═════ INPUT ═════
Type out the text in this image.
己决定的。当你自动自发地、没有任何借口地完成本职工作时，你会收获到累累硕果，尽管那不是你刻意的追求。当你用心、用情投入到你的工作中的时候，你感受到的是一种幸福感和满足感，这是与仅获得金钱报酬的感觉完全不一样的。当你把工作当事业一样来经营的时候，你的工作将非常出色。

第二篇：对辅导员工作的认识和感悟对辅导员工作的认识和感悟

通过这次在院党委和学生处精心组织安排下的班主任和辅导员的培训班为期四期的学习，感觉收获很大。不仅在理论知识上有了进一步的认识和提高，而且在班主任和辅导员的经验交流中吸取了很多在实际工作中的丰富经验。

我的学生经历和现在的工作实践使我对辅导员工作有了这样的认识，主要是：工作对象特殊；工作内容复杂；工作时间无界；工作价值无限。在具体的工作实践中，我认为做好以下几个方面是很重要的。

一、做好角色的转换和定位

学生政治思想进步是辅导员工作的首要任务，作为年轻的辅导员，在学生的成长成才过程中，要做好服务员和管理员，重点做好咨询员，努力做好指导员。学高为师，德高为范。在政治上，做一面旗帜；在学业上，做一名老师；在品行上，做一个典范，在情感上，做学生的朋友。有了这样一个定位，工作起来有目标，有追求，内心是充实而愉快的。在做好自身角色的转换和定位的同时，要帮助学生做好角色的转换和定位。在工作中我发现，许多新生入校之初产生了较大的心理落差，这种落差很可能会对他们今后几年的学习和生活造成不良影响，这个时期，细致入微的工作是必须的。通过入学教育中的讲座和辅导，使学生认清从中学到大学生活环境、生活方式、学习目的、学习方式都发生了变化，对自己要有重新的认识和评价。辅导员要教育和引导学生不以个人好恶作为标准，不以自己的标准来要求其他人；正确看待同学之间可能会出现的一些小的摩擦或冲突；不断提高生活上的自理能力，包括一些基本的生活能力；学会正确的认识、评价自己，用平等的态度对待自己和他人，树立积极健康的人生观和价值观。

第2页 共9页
═════
Make an exact copy of the data above.

- RESULT FOR THIS EXERCISE
Type out the text in this image.
己决定的。当你自动自发地、没有任何借口地完成本职工作时，你会收获到累累硕果，尽管那不是你刻意的追求。当你用心、用情投入到你的工作中的时候，你感受到的是一种幸福感和满足感，这是与仅获得金钱报酬的感觉完全不一样的。当你把工作当事业一样来经营的时候，你的工作将非常出色。

第二篇：对辅导员工作的认识和感悟对辅导员工作的认识和感悟

通过这次在院党委和学生处精心组织安排下的班主任和辅导员的培训班为期四期的学习，感觉收获很大。不仅在理论知识上有了进一步的认识和提高，而且在班主任和辅导员的经验交流中吸取了很多在实际工作中的丰富经验。

我的学生经历和现在的工作实践使我对辅导员工作有了这样的认识，主要是：工作对象特殊；工作内容复杂；工作时间无界；工作价值无限。在具体的工作实践中，我认为做好以下几个方面是很重要的。

一、做好角色的转换和定位

学生政治思想进步是辅导员工作的首要任务，作为年轻的辅导员，在学生的成长成才过程中，要做好服务员和管理员，重点做好咨询员，努力做好指导员。学高为师，德高为范。在政治上，做一面旗帜；在学业上，做一名老师；在品行上，做一个典范，在情感上，做学生的朋友。有了这样一个定位，工作起来有目标，有追求，内心是充实而愉快的。在做好自身角色的转换和定位的同时，要帮助学生做好角色的转换和定位。在工作中我发现，许多新生入校之初产生了较大的心理落差，这种落差很可能会对他们今后几年的学习和生活造成不良影响，这个时期，细致入微的工作是必须的。通过入学教育中的讲座和辅导，使学生认清从中学到大学生活环境、生活方式、学习目的、学习方式都发生了变化，对自己要有重新的认识和评价。辅导员要教育和引导学生不以个人好恶作为标准，不以自己的标准来要求其他人；正确看待同学之间可能会出现的一些小的摩擦或冲突；不断提高生活上的自理能力，包括一些基本的生活能力；学会正确的认识、评价自己，用平等的态度对待自己和他人，树立积极健康的人生观和价值观。

第2页 共9页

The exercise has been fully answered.